### Directive:
Write out the material exactly, without any of its pictures.

-- START Listing --

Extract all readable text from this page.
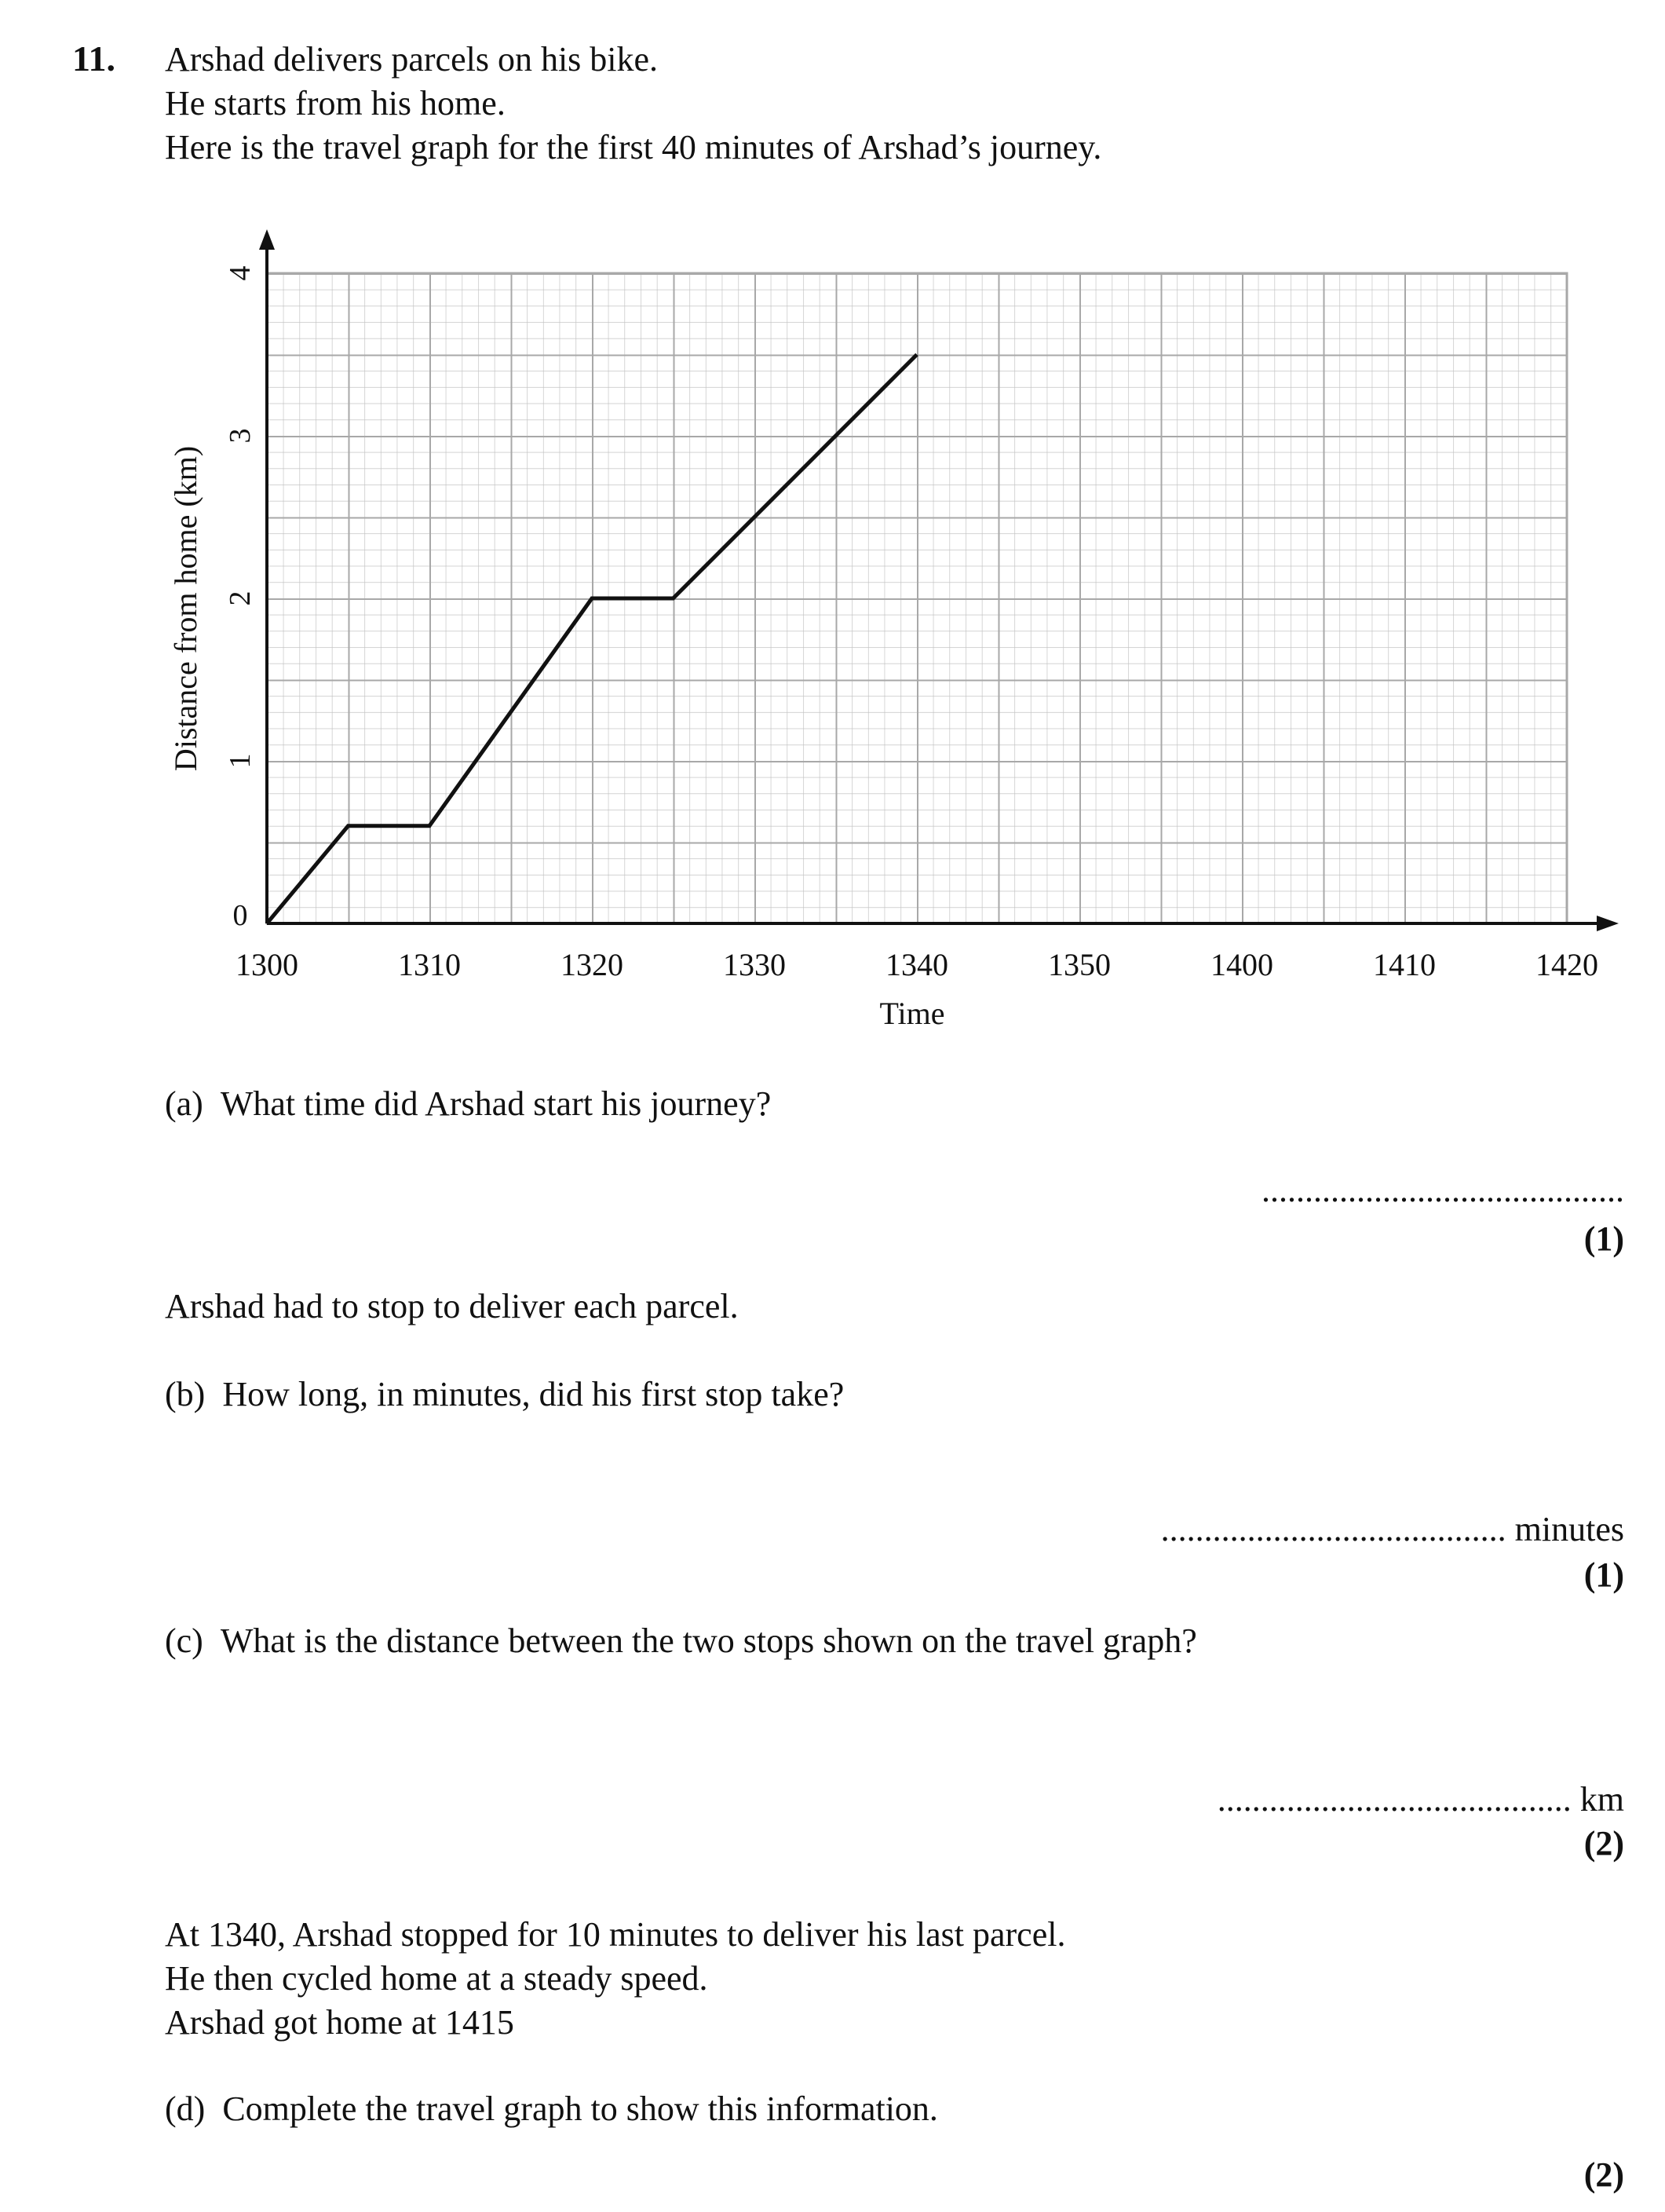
11. Arshad delivers parcels on his bike.
He starts from his home.
Here is the travel graph for the first 40 minutes of Arshad’s journey.
1300	1310	1320	1330	1340	1350	1400	1410	1420
0
1
2
3
4
Time
Distance from home (km)
(a) What time did Arshad start his journey?
..........................................
(1)
Arshad had to stop to deliver each parcel.
(b) How long, in minutes, did his first stop take?
........................................ minutes
(1)
(c) What is the distance between the two stops shown on the travel graph?
......................................... km
(2)
At 1340, Arshad stopped for 10 minutes to deliver his last parcel.
He then cycled home at a steady speed.
Arshad got home at 1415
(d) Complete the travel graph to show this information.
(2)
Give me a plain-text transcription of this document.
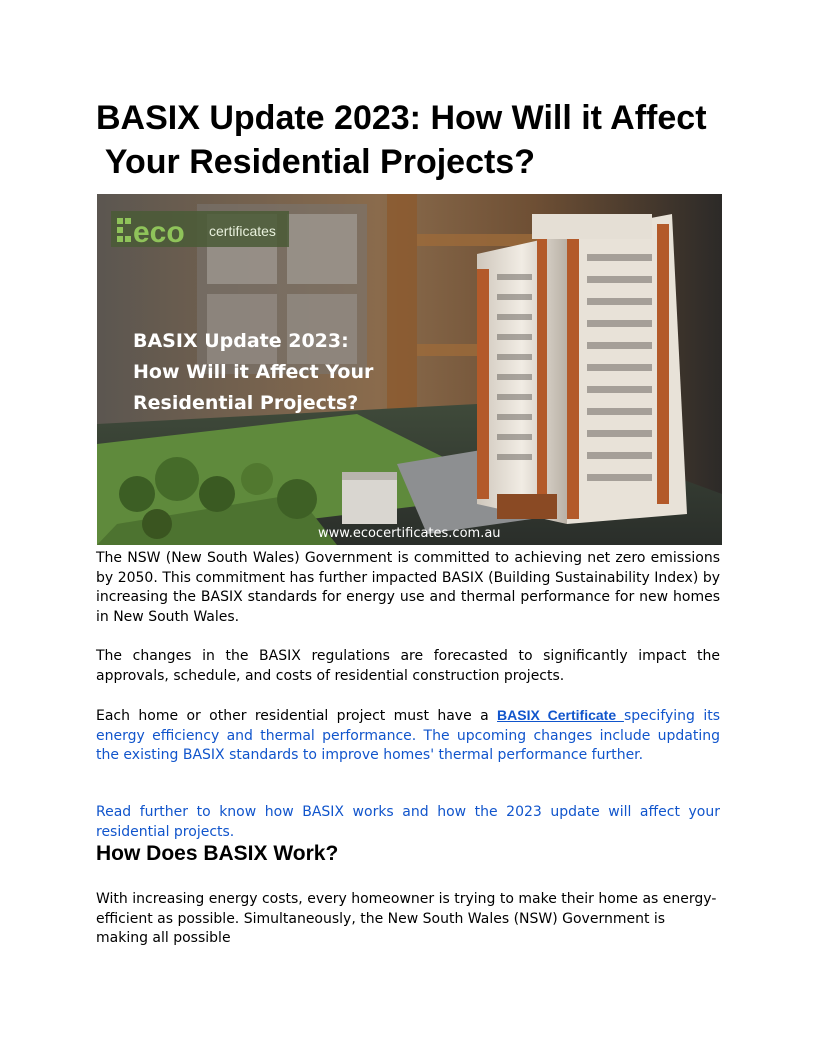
BASIX Update 2023: How Will it Affect
Your Residential Projects?
eco certificates
BASIX Update 2023:
How Will it Affect Your
Residential Projects?
www.ecocertificates.com.au

The NSW (New South Wales) Government is committed to achieving net zero emissions by 2050. This commitment has further impacted BASIX (Building Sustainability Index) by increasing the BASIX standards for energy use and thermal performance for new homes in New South Wales.

The changes in the BASIX regulations are forecasted to significantly impact the approvals, schedule, and costs of residential construction projects.

Each home or other residential project must have a BASIX Certificate specifying its energy efficiency and thermal performance. The upcoming changes include updating the existing BASIX standards to improve homes' thermal performance further.

Read further to know how BASIX works and how the 2023 update will affect your residential projects.

How Does BASIX Work?

With increasing energy costs, every homeowner is trying to make their home as energy-efficient as possible. Simultaneously, the New South Wales (NSW) Government is making all possible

-- END Listing --

### Output of the task:
Extract all readable text from this page.
11. Arshad delivers parcels on his bike.
He starts from his home.
Here is the travel graph for the first 40 minutes of Arshad’s journey.
1300	1310	1320	1330	1340	1350	1400	1410	1420
0
1
2
3
4
Time
Distance from home (km)
(a) What time did Arshad start his journey?
..........................................
(1)
Arshad had to stop to deliver each parcel.
(b) How long, in minutes, did his first stop take?
........................................ minutes
(1)
(c) What is the distance between the two stops shown on the travel graph?
......................................... km
(2)
At 1340, Arshad stopped for 10 minutes to deliver his last parcel.
He then cycled home at a steady speed.
Arshad got home at 1415
(d) Complete the travel graph to show this information.
(2)
Give me a plain-text transcription of this document.
BASIX Update 2023: How Will it Affect
Your Residential Projects?
eco certificates
BASIX Update 2023:
How Will it Affect Your
Residential Projects?
www.ecocertificates.com.au

The NSW (New South Wales) Government is committed to achieving net zero emissions by 2050. This commitment has further impacted BASIX (Building Sustainability Index) by increasing the BASIX standards for energy use and thermal performance for new homes in New South Wales.

The changes in the BASIX regulations are forecasted to significantly impact the approvals, schedule, and costs of residential construction projects.

Each home or other residential project must have a BASIX Certificate specifying its energy efficiency and thermal performance. The upcoming changes include updating the existing BASIX standards to improve homes' thermal performance further.

Read further to know how BASIX works and how the 2023 update will affect your residential projects.

How Does BASIX Work?

With increasing energy costs, every homeowner is trying to make their home as energy-efficient as possible. Simultaneously, the New South Wales (NSW) Government is making all possible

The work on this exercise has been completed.